## Description of the task:
Leaving out every picture, quote the data below exactly as it appears.

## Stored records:
☆ ☆ ☆ ☆

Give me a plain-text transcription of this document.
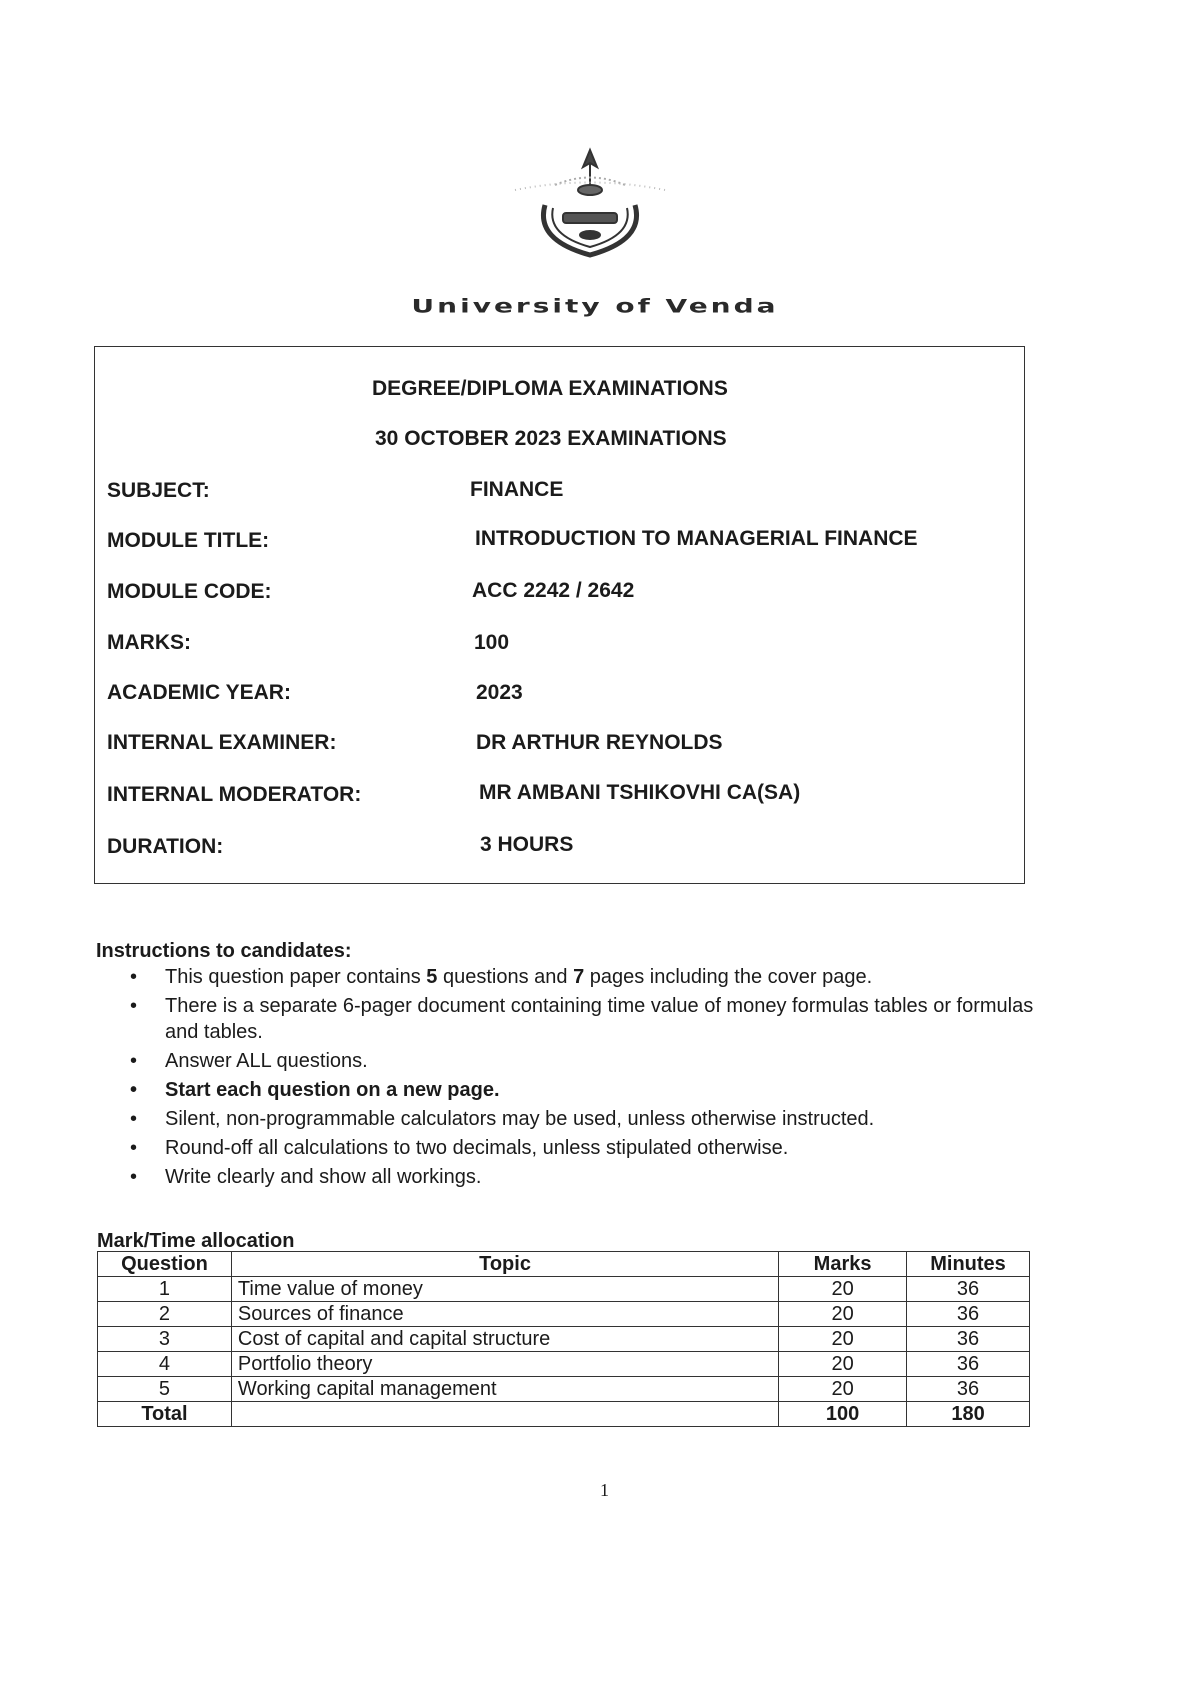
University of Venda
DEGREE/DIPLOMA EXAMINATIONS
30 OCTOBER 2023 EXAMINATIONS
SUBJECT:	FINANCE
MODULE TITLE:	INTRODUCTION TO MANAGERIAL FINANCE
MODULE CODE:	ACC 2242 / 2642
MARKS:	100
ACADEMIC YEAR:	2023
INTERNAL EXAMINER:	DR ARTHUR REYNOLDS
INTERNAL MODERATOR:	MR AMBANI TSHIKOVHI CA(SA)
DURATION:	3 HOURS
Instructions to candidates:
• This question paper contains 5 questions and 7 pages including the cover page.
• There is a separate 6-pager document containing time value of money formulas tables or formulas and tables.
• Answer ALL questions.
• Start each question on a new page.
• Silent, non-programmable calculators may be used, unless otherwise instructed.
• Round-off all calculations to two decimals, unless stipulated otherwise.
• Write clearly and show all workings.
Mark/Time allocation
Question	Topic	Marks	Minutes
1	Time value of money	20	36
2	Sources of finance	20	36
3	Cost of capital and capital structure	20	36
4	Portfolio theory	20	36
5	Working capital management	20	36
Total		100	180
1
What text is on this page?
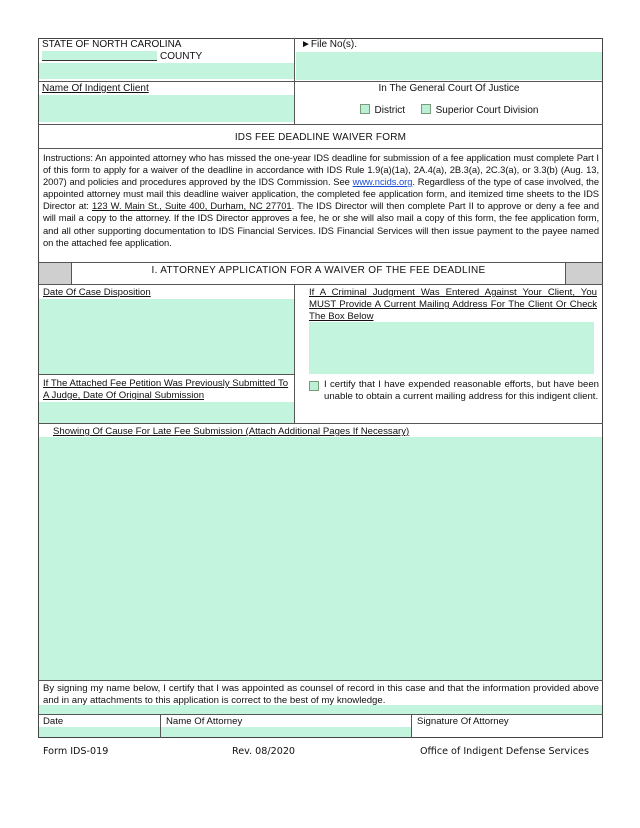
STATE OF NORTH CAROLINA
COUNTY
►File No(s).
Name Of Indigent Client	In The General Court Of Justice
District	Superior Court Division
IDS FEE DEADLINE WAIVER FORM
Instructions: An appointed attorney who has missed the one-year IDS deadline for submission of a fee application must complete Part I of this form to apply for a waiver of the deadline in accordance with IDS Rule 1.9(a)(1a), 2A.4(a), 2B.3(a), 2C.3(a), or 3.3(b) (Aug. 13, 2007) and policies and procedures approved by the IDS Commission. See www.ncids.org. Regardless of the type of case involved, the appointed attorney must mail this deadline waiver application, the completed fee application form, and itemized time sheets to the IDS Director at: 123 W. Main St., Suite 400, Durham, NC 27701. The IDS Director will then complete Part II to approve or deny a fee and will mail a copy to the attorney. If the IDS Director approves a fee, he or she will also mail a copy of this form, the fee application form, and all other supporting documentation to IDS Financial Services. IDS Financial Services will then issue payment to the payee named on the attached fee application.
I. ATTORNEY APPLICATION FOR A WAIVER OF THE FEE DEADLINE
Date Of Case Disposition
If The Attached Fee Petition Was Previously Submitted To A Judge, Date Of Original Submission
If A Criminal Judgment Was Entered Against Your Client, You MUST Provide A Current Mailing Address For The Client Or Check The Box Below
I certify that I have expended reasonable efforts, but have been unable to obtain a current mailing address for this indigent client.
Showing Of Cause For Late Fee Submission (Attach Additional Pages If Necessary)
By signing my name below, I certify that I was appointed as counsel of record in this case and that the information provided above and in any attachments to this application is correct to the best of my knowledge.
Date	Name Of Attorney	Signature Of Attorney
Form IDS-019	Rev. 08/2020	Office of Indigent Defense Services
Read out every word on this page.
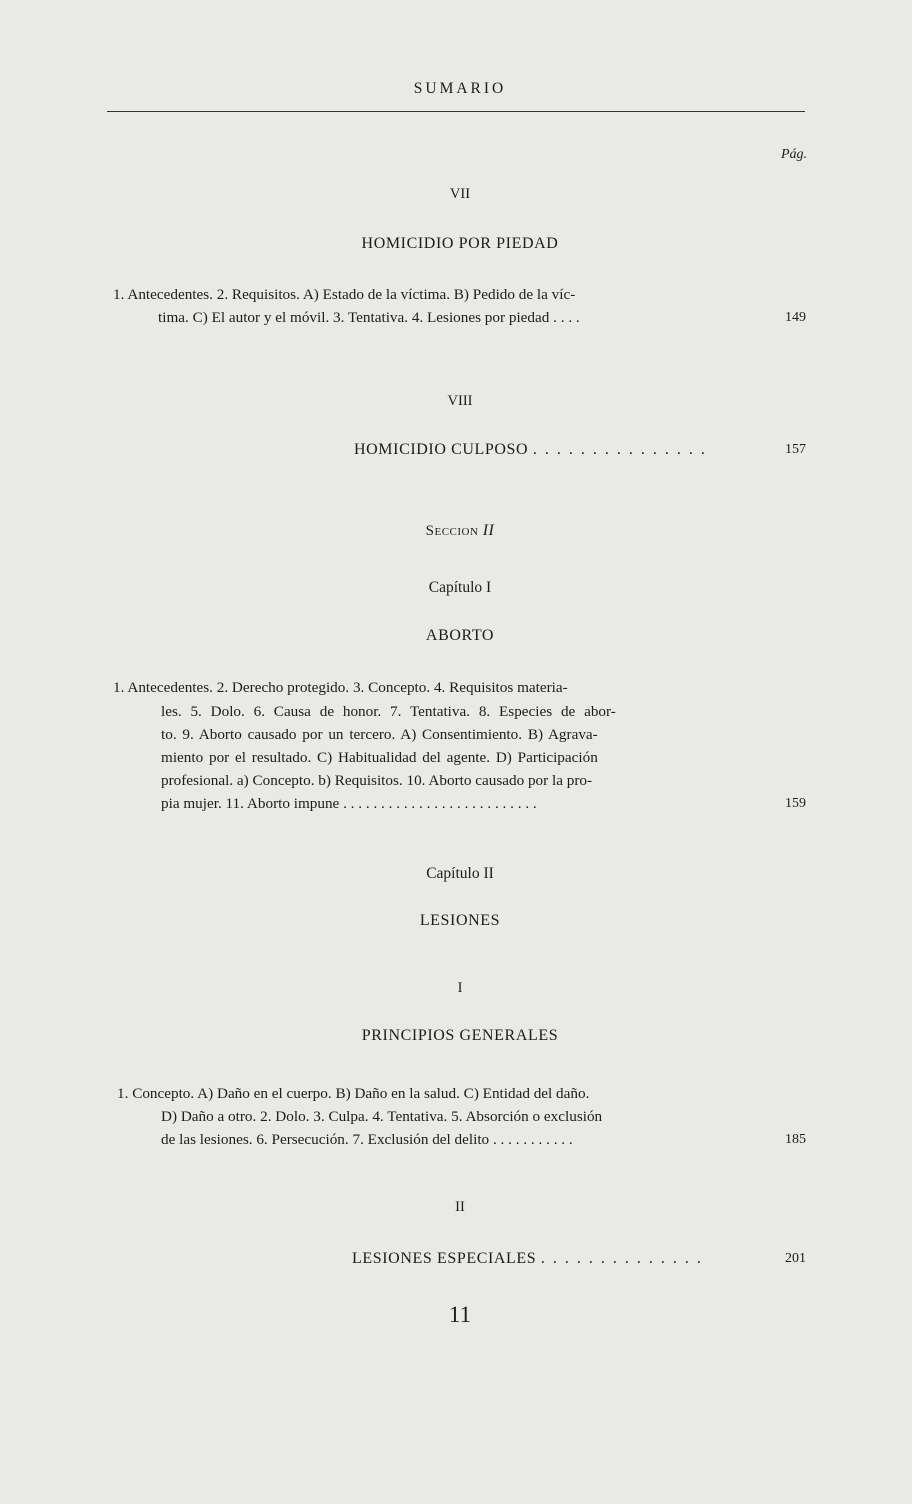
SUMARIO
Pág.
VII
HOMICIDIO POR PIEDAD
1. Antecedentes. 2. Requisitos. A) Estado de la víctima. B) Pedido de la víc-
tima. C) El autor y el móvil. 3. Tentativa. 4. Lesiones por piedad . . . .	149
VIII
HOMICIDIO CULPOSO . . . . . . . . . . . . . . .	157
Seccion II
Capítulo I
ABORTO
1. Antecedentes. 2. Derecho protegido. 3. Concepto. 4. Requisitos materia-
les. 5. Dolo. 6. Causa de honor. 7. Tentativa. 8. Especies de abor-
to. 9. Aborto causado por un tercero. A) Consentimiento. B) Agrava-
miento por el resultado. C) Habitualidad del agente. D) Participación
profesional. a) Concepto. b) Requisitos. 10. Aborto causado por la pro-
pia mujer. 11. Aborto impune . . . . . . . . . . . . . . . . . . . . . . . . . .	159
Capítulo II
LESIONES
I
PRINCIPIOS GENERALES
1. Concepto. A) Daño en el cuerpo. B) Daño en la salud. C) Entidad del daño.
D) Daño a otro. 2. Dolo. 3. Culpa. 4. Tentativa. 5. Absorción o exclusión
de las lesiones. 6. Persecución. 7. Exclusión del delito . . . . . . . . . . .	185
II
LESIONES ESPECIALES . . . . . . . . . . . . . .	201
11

☆ ☆ ☆ ☆

## Final result:
Give me a plain-text transcription of this document.
University of Venda
DEGREE/DIPLOMA EXAMINATIONS
30 OCTOBER 2023 EXAMINATIONS
SUBJECT:	FINANCE
MODULE TITLE:	INTRODUCTION TO MANAGERIAL FINANCE
MODULE CODE:	ACC 2242 / 2642
MARKS:	100
ACADEMIC YEAR:	2023
INTERNAL EXAMINER:	DR ARTHUR REYNOLDS
INTERNAL MODERATOR:	MR AMBANI TSHIKOVHI CA(SA)
DURATION:	3 HOURS
Instructions to candidates:
• This question paper contains 5 questions and 7 pages including the cover page.
• There is a separate 6-pager document containing time value of money formulas tables or formulas and tables.
• Answer ALL questions.
• Start each question on a new page.
• Silent, non-programmable calculators may be used, unless otherwise instructed.
• Round-off all calculations to two decimals, unless stipulated otherwise.
• Write clearly and show all workings.
Mark/Time allocation
Question	Topic	Marks	Minutes
1	Time value of money	20	36
2	Sources of finance	20	36
3	Cost of capital and capital structure	20	36
4	Portfolio theory	20	36
5	Working capital management	20	36
Total		100	180
1
What text is on this page?
STATE OF NORTH CAROLINA
COUNTY
►File No(s).
Name Of Indigent Client	In The General Court Of Justice
District	Superior Court Division
IDS FEE DEADLINE WAIVER FORM
Instructions: An appointed attorney who has missed the one-year IDS deadline for submission of a fee application must complete Part I of this form to apply for a waiver of the deadline in accordance with IDS Rule 1.9(a)(1a), 2A.4(a), 2B.3(a), 2C.3(a), or 3.3(b) (Aug. 13, 2007) and policies and procedures approved by the IDS Commission. See www.ncids.org. Regardless of the type of case involved, the appointed attorney must mail this deadline waiver application, the completed fee application form, and itemized time sheets to the IDS Director at: 123 W. Main St., Suite 400, Durham, NC 27701. The IDS Director will then complete Part II to approve or deny a fee and will mail a copy to the attorney. If the IDS Director approves a fee, he or she will also mail a copy of this form, the fee application form, and all other supporting documentation to IDS Financial Services. IDS Financial Services will then issue payment to the payee named on the attached fee application.
I. ATTORNEY APPLICATION FOR A WAIVER OF THE FEE DEADLINE
Date Of Case Disposition
If The Attached Fee Petition Was Previously Submitted To A Judge, Date Of Original Submission
If A Criminal Judgment Was Entered Against Your Client, You MUST Provide A Current Mailing Address For The Client Or Check The Box Below
I certify that I have expended reasonable efforts, but have been unable to obtain a current mailing address for this indigent client.
Showing Of Cause For Late Fee Submission (Attach Additional Pages If Necessary)
By signing my name below, I certify that I was appointed as counsel of record in this case and that the information provided above and in any attachments to this application is correct to the best of my knowledge.
Date	Name Of Attorney	Signature Of Attorney
Form IDS-019	Rev. 08/2020	Office of Indigent Defense Services
Read out every word on this page.
SUMARIO
Pág.
VII
HOMICIDIO POR PIEDAD
1. Antecedentes. 2. Requisitos. A) Estado de la víctima. B) Pedido de la víc-
tima. C) El autor y el móvil. 3. Tentativa. 4. Lesiones por piedad . . . .	149
VIII
HOMICIDIO CULPOSO . . . . . . . . . . . . . . .	157
Seccion II
Capítulo I
ABORTO
1. Antecedentes. 2. Derecho protegido. 3. Concepto. 4. Requisitos materia-
les. 5. Dolo. 6. Causa de honor. 7. Tentativa. 8. Especies de abor-
to. 9. Aborto causado por un tercero. A) Consentimiento. B) Agrava-
miento por el resultado. C) Habitualidad del agente. D) Participación
profesional. a) Concepto. b) Requisitos. 10. Aborto causado por la pro-
pia mujer. 11. Aborto impune . . . . . . . . . . . . . . . . . . . . . . . . . .	159
Capítulo II
LESIONES
I
PRINCIPIOS GENERALES
1. Concepto. A) Daño en el cuerpo. B) Daño en la salud. C) Entidad del daño.
D) Daño a otro. 2. Dolo. 3. Culpa. 4. Tentativa. 5. Absorción o exclusión
de las lesiones. 6. Persecución. 7. Exclusión del delito . . . . . . . . . . .	185
II
LESIONES ESPECIALES . . . . . . . . . . . . . .	201
11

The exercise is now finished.